▶ _Passage provided_
****
# Aircraft Gyros in ships



## R.Philip Griffin (Jan 16, 2006)

I first put this in the Shaw Savill block-silly me.When I was deep sea and in charge of the gyro[Sperry] it required 8-10 hours to settle and was generally a pain in the ginger. When I started offshore and travelled by helicopter, the gyro started when the pilot switched on the engines, and ten minutes later were relying on that gyro for direction to destination.
My query is, have the powers that be ever put aircraft gyros into merchant ships, and if not why not. Perhaps they are too light for continuous running. Perhaps someone could inform of a] are they in Merchant ships and b] the reasons why not.


----------



## athinai (Jan 18, 2006)
****
▶ _Material_

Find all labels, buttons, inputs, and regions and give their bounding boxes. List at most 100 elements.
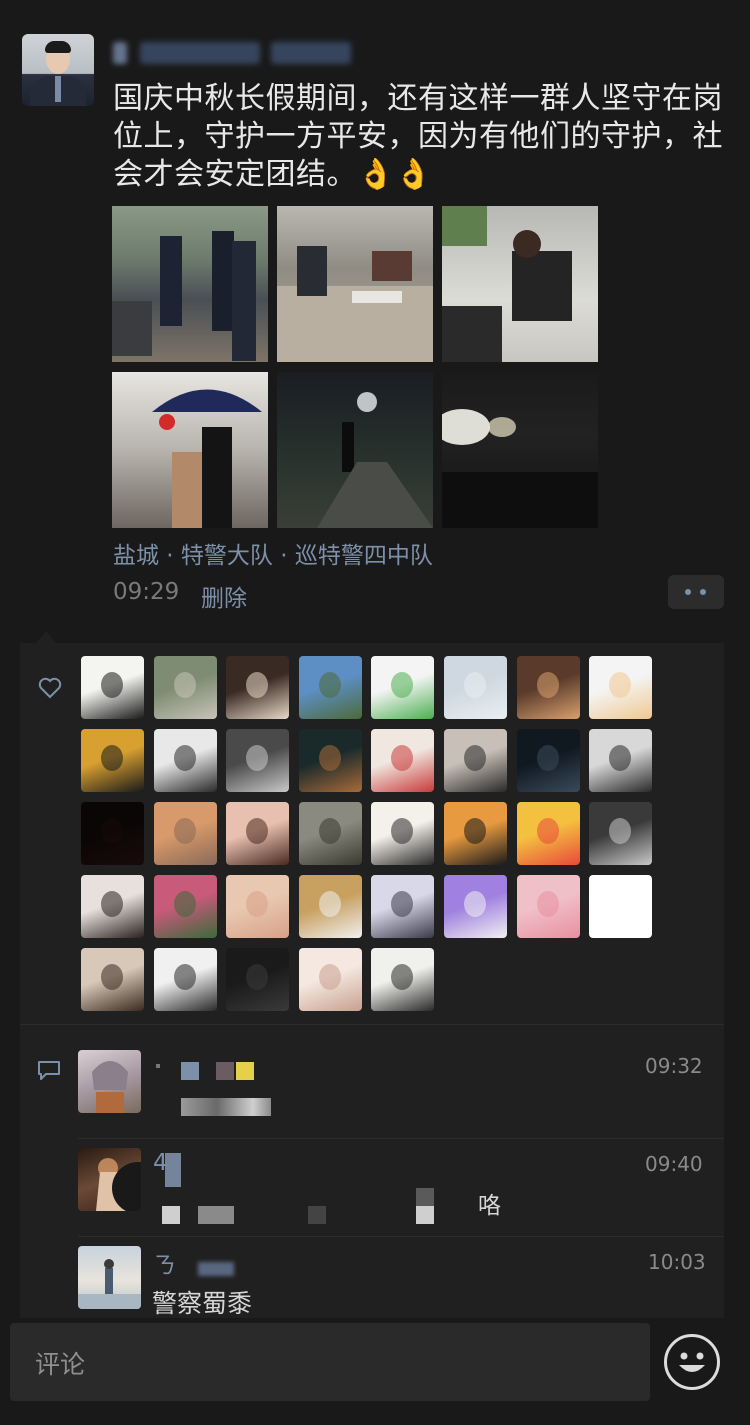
****
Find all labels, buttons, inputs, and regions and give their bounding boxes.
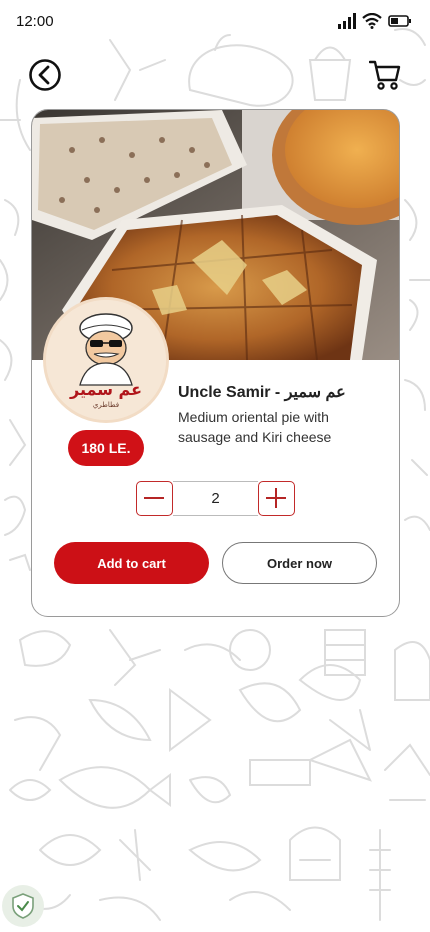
****
▶ _Tasks for this exercise_
- 1) Retype the passage of the gyro thread running from "I first put" up to and including "(Jan 18, 2006)".
- 2) For each statement below, say yes or no depending on whether it agrees with the gyro thread, and quote the words of the thread that decide it.
(a) The Sperry gyro aboard ship needed 8-10 hours to settle.
(b) On the helicopter, the gyro started ten minutes after the pilot switched on the engines.
(c) The poster first put the query in the Shaw Savill block.

▶ _Task results_
- 1)
I first put this in the Shaw Savill block-silly me.When I was deep sea and in charge of the gyro[Sperry] it required 8-10 hours to settle and was generally a pain in the ginger. When I started offshore and travelled by helicopter, the gyro started when the pilot switched on the engines, and ten minutes later were relying on that gyro for direction to destination.
My query is, have the powers that be ever put aircraft gyros into merchant ships, and if not why not. Perhaps they are too light for continuous running. Perhaps someone could inform of a] are they in Merchant ships and b] the reasons why not.


----------



## athinai (Jan 18, 2006)

- 2)
(a) Yes: "it required 8-10 hours to settle"
(b) No: "the gyro started when the pilot switched on the engines"
(c) Yes: "I first put this in the Shaw Savill block"